**Required work**
Retype the material below. Keep every word exactly as it is.

************

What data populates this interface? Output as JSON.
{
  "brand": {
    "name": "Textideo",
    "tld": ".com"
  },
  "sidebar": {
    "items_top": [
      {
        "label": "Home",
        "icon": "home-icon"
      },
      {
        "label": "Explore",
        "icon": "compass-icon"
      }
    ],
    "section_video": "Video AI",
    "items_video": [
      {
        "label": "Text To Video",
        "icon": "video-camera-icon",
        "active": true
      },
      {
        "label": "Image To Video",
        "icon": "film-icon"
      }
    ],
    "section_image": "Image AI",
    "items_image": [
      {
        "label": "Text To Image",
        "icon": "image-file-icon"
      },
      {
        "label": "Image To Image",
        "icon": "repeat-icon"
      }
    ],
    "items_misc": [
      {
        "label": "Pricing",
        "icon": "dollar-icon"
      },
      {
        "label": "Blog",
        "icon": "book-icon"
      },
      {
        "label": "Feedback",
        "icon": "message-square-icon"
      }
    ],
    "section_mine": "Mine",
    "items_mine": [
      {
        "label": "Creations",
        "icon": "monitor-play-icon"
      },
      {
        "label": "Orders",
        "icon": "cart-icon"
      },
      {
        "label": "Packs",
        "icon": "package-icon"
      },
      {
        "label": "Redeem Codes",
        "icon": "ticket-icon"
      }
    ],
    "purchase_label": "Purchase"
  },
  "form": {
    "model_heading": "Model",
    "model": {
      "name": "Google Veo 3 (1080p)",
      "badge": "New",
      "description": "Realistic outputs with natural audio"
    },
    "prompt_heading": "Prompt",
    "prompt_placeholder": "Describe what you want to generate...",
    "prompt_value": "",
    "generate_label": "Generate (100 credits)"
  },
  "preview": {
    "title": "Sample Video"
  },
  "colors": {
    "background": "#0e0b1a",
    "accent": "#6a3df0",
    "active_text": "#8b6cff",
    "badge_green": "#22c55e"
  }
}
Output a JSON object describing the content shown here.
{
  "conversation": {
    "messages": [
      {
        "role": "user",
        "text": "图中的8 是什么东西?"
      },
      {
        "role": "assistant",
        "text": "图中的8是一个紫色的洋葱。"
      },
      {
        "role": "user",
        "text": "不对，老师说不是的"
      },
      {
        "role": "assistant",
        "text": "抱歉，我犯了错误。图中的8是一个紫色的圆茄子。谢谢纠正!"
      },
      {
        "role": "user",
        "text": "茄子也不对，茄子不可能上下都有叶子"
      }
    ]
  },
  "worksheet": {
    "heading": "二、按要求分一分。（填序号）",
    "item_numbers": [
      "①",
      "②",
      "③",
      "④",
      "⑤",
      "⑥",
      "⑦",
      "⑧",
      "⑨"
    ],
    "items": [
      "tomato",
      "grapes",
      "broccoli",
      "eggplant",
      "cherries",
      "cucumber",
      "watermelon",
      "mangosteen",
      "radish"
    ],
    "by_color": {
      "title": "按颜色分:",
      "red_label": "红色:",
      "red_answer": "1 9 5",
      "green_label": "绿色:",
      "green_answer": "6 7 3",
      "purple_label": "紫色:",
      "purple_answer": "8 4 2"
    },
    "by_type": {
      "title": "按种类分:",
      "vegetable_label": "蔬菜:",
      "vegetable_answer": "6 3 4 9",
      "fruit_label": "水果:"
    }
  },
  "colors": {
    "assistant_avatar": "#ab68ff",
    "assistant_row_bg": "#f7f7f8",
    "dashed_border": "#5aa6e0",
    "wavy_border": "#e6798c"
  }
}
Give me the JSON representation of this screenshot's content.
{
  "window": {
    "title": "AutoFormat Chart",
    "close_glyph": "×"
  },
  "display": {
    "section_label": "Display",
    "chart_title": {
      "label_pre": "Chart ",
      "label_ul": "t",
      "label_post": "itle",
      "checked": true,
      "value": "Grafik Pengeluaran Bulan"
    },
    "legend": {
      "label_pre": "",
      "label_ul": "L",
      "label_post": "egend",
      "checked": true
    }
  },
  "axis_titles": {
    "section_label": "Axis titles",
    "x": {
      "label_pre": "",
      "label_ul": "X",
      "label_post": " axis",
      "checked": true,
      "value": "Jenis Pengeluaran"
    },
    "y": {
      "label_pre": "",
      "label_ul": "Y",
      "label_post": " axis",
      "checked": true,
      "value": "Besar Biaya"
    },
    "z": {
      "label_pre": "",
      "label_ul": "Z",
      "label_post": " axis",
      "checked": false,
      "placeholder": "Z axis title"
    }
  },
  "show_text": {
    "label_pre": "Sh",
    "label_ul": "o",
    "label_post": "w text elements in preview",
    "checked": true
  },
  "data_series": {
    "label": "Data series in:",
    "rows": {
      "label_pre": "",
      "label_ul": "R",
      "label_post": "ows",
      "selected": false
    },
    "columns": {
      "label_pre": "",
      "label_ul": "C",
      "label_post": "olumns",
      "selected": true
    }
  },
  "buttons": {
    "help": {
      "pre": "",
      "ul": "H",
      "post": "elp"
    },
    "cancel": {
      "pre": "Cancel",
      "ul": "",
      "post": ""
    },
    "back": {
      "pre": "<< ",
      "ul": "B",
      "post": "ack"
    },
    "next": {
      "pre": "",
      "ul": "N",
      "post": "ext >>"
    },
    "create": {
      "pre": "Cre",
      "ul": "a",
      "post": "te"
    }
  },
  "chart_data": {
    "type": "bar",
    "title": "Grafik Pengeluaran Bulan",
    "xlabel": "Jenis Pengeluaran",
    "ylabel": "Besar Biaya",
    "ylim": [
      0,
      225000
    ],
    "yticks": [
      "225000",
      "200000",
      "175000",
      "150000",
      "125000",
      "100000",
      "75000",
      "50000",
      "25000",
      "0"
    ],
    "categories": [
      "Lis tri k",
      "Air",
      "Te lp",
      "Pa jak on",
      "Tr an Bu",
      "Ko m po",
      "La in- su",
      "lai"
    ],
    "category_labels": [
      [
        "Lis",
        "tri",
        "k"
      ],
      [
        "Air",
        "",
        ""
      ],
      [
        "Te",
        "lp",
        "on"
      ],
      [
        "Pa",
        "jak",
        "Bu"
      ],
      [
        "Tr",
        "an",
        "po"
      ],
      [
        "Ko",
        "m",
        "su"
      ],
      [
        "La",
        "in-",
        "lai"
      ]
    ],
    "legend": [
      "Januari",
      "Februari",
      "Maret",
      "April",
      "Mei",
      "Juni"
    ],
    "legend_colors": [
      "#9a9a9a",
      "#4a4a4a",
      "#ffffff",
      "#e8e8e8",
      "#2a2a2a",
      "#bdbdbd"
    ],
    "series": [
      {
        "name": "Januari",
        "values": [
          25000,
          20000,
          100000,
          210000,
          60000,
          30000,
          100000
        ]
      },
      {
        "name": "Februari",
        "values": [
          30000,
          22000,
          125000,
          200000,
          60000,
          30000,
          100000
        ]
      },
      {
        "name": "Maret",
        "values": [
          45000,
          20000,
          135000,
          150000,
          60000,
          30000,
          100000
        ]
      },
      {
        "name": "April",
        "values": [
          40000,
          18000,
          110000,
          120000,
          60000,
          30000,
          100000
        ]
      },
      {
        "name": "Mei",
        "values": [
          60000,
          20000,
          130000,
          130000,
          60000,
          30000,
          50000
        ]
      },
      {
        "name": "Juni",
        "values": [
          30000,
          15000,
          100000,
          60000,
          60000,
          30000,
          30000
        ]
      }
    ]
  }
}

************

**Result**
What data populates this interface? Output as JSON.
{
  "brand": {
    "name": "Textideo",
    "tld": ".com"
  },
  "sidebar": {
    "items_top": [
      {
        "label": "Home",
        "icon": "home-icon"
      },
      {
        "label": "Explore",
        "icon": "compass-icon"
      }
    ],
    "section_video": "Video AI",
    "items_video": [
      {
        "label": "Text To Video",
        "icon": "video-camera-icon",
        "active": true
      },
      {
        "label": "Image To Video",
        "icon": "film-icon"
      }
    ],
    "section_image": "Image AI",
    "items_image": [
      {
        "label": "Text To Image",
        "icon": "image-file-icon"
      },
      {
        "label": "Image To Image",
        "icon": "repeat-icon"
      }
    ],
    "items_misc": [
      {
        "label": "Pricing",
        "icon": "dollar-icon"
      },
      {
        "label": "Blog",
        "icon": "book-icon"
      },
      {
        "label": "Feedback",
        "icon": "message-square-icon"
      }
    ],
    "section_mine": "Mine",
    "items_mine": [
      {
        "label": "Creations",
        "icon": "monitor-play-icon"
      },
      {
        "label": "Orders",
        "icon": "cart-icon"
      },
      {
        "label": "Packs",
        "icon": "package-icon"
      },
      {
        "label": "Redeem Codes",
        "icon": "ticket-icon"
      }
    ],
    "purchase_label": "Purchase"
  },
  "form": {
    "model_heading": "Model",
    "model": {
      "name": "Google Veo 3 (1080p)",
      "badge": "New",
      "description": "Realistic outputs with natural audio"
    },
    "prompt_heading": "Prompt",
    "prompt_placeholder": "Describe what you want to generate...",
    "prompt_value": "",
    "generate_label": "Generate (100 credits)"
  },
  "preview": {
    "title": "Sample Video"
  },
  "colors": {
    "background": "#0e0b1a",
    "accent": "#6a3df0",
    "active_text": "#8b6cff",
    "badge_green": "#22c55e"
  }
}
Output a JSON object describing the content shown here.
{
  "conversation": {
    "messages": [
      {
        "role": "user",
        "text": "图中的8 是什么东西?"
      },
      {
        "role": "assistant",
        "text": "图中的8是一个紫色的洋葱。"
      },
      {
        "role": "user",
        "text": "不对，老师说不是的"
      },
      {
        "role": "assistant",
        "text": "抱歉，我犯了错误。图中的8是一个紫色的圆茄子。谢谢纠正!"
      },
      {
        "role": "user",
        "text": "茄子也不对，茄子不可能上下都有叶子"
      }
    ]
  },
  "worksheet": {
    "heading": "二、按要求分一分。（填序号）",
    "item_numbers": [
      "①",
      "②",
      "③",
      "④",
      "⑤",
      "⑥",
      "⑦",
      "⑧",
      "⑨"
    ],
    "items": [
      "tomato",
      "grapes",
      "broccoli",
      "eggplant",
      "cherries",
      "cucumber",
      "watermelon",
      "mangosteen",
      "radish"
    ],
    "by_color": {
      "title": "按颜色分:",
      "red_label": "红色:",
      "red_answer": "1 9 5",
      "green_label": "绿色:",
      "green_answer": "6 7 3",
      "purple_label": "紫色:",
      "purple_answer": "8 4 2"
    },
    "by_type": {
      "title": "按种类分:",
      "vegetable_label": "蔬菜:",
      "vegetable_answer": "6 3 4 9",
      "fruit_label": "水果:"
    }
  },
  "colors": {
    "assistant_avatar": "#ab68ff",
    "assistant_row_bg": "#f7f7f8",
    "dashed_border": "#5aa6e0",
    "wavy_border": "#e6798c"
  }
}
Give me the JSON representation of this screenshot's content.
{
  "window": {
    "title": "AutoFormat Chart",
    "close_glyph": "×"
  },
  "display": {
    "section_label": "Display",
    "chart_title": {
      "label_pre": "Chart ",
      "label_ul": "t",
      "label_post": "itle",
      "checked": true,
      "value": "Grafik Pengeluaran Bulan"
    },
    "legend": {
      "label_pre": "",
      "label_ul": "L",
      "label_post": "egend",
      "checked": true
    }
  },
  "axis_titles": {
    "section_label": "Axis titles",
    "x": {
      "label_pre": "",
      "label_ul": "X",
      "label_post": " axis",
      "checked": true,
      "value": "Jenis Pengeluaran"
    },
    "y": {
      "label_pre": "",
      "label_ul": "Y",
      "label_post": " axis",
      "checked": true,
      "value": "Besar Biaya"
    },
    "z": {
      "label_pre": "",
      "label_ul": "Z",
      "label_post": " axis",
      "checked": false,
      "placeholder": "Z axis title"
    }
  },
  "show_text": {
    "label_pre": "Sh",
    "label_ul": "o",
    "label_post": "w text elements in preview",
    "checked": true
  },
  "data_series": {
    "label": "Data series in:",
    "rows": {
      "label_pre": "",
      "label_ul": "R",
      "label_post": "ows",
      "selected": false
    },
    "columns": {
      "label_pre": "",
      "label_ul": "C",
      "label_post": "olumns",
      "selected": true
    }
  },
  "buttons": {
    "help": {
      "pre": "",
      "ul": "H",
      "post": "elp"
    },
    "cancel": {
      "pre": "Cancel",
      "ul": "",
      "post": ""
    },
    "back": {
      "pre": "<< ",
      "ul": "B",
      "post": "ack"
    },
    "next": {
      "pre": "",
      "ul": "N",
      "post": "ext >>"
    },
    "create": {
      "pre": "Cre",
      "ul": "a",
      "post": "te"
    }
  },
  "chart_data": {
    "type": "bar",
    "title": "Grafik Pengeluaran Bulan",
    "xlabel": "Jenis Pengeluaran",
    "ylabel": "Besar Biaya",
    "ylim": [
      0,
      225000
    ],
    "yticks": [
      "225000",
      "200000",
      "175000",
      "150000",
      "125000",
      "100000",
      "75000",
      "50000",
      "25000",
      "0"
    ],
    "categories": [
      "Lis tri k",
      "Air",
      "Te lp",
      "Pa jak on",
      "Tr an Bu",
      "Ko m po",
      "La in- su",
      "lai"
    ],
    "category_labels": [
      [
        "Lis",
        "tri",
        "k"
      ],
      [
        "Air",
        "",
        ""
      ],
      [
        "Te",
        "lp",
        "on"
      ],
      [
        "Pa",
        "jak",
        "Bu"
      ],
      [
        "Tr",
        "an",
        "po"
      ],
      [
        "Ko",
        "m",
        "su"
      ],
      [
        "La",
        "in-",
        "lai"
      ]
    ],
    "legend": [
      "Januari",
      "Februari",
      "Maret",
      "April",
      "Mei",
      "Juni"
    ],
    "legend_colors": [
      "#9a9a9a",
      "#4a4a4a",
      "#ffffff",
      "#e8e8e8",
      "#2a2a2a",
      "#bdbdbd"
    ],
    "series": [
      {
        "name": "Januari",
        "values": [
          25000,
          20000,
          100000,
          210000,
          60000,
          30000,
          100000
        ]
      },
      {
        "name": "Februari",
        "values": [
          30000,
          22000,
          125000,
          200000,
          60000,
          30000,
          100000
        ]
      },
      {
        "name": "Maret",
        "values": [
          45000,
          20000,
          135000,
          150000,
          60000,
          30000,
          100000
        ]
      },
      {
        "name": "April",
        "values": [
          40000,
          18000,
          110000,
          120000,
          60000,
          30000,
          100000
        ]
      },
      {
        "name": "Mei",
        "values": [
          60000,
          20000,
          130000,
          130000,
          60000,
          30000,
          50000
        ]
      },
      {
        "name": "Juni",
        "values": [
          30000,
          15000,
          100000,
          60000,
          60000,
          30000,
          30000
        ]
      }
    ]
  }
}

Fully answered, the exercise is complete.